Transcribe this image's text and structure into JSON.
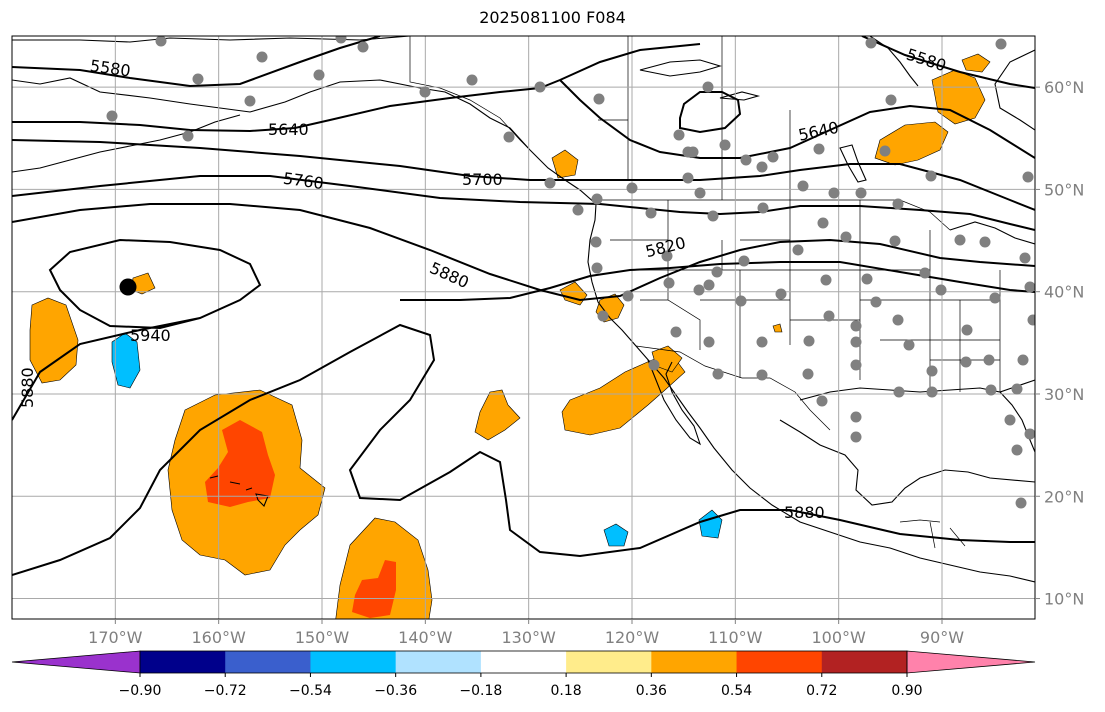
{
  "title": "2025081100 F084",
  "map": {
    "projection": "plate-carree",
    "lon_range": [
      -180,
      -81
    ],
    "lat_range": [
      8,
      65
    ],
    "lon_ticks": [
      {
        "value": -170,
        "label": "170°W"
      },
      {
        "value": -160,
        "label": "160°W"
      },
      {
        "value": -150,
        "label": "150°W"
      },
      {
        "value": -140,
        "label": "140°W"
      },
      {
        "value": -130,
        "label": "130°W"
      },
      {
        "value": -120,
        "label": "120°W"
      },
      {
        "value": -110,
        "label": "110°W"
      },
      {
        "value": -100,
        "label": "100°W"
      },
      {
        "value": -90,
        "label": "90°W"
      }
    ],
    "lat_ticks": [
      {
        "value": 60,
        "label": "60°N"
      },
      {
        "value": 50,
        "label": "50°N"
      },
      {
        "value": 40,
        "label": "40°N"
      },
      {
        "value": 30,
        "label": "30°N"
      },
      {
        "value": 20,
        "label": "20°N"
      },
      {
        "value": 10,
        "label": "10°N"
      }
    ],
    "grid": true,
    "contour_labels": [
      "5580",
      "5640",
      "5700",
      "5760",
      "5820",
      "5880",
      "5940"
    ],
    "filled_field_levels": [
      -0.9,
      -0.72,
      -0.54,
      -0.36,
      -0.18,
      0.18,
      0.36,
      0.54,
      0.72,
      0.9
    ],
    "station_markers": "gray dots",
    "highlight_marker": "black dot near 168°W 40°N"
  },
  "colorbar": {
    "colors": [
      "#9a32cd",
      "#00008b",
      "#3a5fcd",
      "#00bfff",
      "#b0e2ff",
      "#ffffff",
      "#ffec8b",
      "#ffa500",
      "#ff4500",
      "#b22222",
      "#ff82ab"
    ],
    "tick_labels": [
      "−0.90",
      "−0.72",
      "−0.54",
      "−0.36",
      "−0.18",
      "0.18",
      "0.36",
      "0.54",
      "0.72",
      "0.90"
    ]
  }
}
########
> **Task to complete**
Each record must be quoted in full and exactly. Do not include the pictures.

> **Task solution**
Transcribe this image's text and structure into JSON.
{
  "title": "2025081100 F084",
  "map": {
    "projection": "plate-carree",
    "lon_range": [
      -180,
      -81
    ],
    "lat_range": [
      8,
      65
    ],
    "lon_ticks": [
      {
        "value": -170,
        "label": "170°W"
      },
      {
        "value": -160,
        "label": "160°W"
      },
      {
        "value": -150,
        "label": "150°W"
      },
      {
        "value": -140,
        "label": "140°W"
      },
      {
        "value": -130,
        "label": "130°W"
      },
      {
        "value": -120,
        "label": "120°W"
      },
      {
        "value": -110,
        "label": "110°W"
      },
      {
        "value": -100,
        "label": "100°W"
      },
      {
        "value": -90,
        "label": "90°W"
      }
    ],
    "lat_ticks": [
      {
        "value": 60,
        "label": "60°N"
      },
      {
        "value": 50,
        "label": "50°N"
      },
      {
        "value": 40,
        "label": "40°N"
      },
      {
        "value": 30,
        "label": "30°N"
      },
      {
        "value": 20,
        "label": "20°N"
      },
      {
        "value": 10,
        "label": "10°N"
      }
    ],
    "grid": true,
    "contour_labels": [
      "5580",
      "5640",
      "5700",
      "5760",
      "5820",
      "5880",
      "5940"
    ],
    "filled_field_levels": [
      -0.9,
      -0.72,
      -0.54,
      -0.36,
      -0.18,
      0.18,
      0.36,
      0.54,
      0.72,
      0.9
    ],
    "station_markers": "gray dots",
    "highlight_marker": "black dot near 168°W 40°N"
  },
  "colorbar": {
    "colors": [
      "#9a32cd",
      "#00008b",
      "#3a5fcd",
      "#00bfff",
      "#b0e2ff",
      "#ffffff",
      "#ffec8b",
      "#ffa500",
      "#ff4500",
      "#b22222",
      "#ff82ab"
    ],
    "tick_labels": [
      "−0.90",
      "−0.72",
      "−0.54",
      "−0.36",
      "−0.18",
      "0.18",
      "0.36",
      "0.54",
      "0.72",
      "0.90"
    ]
  }
}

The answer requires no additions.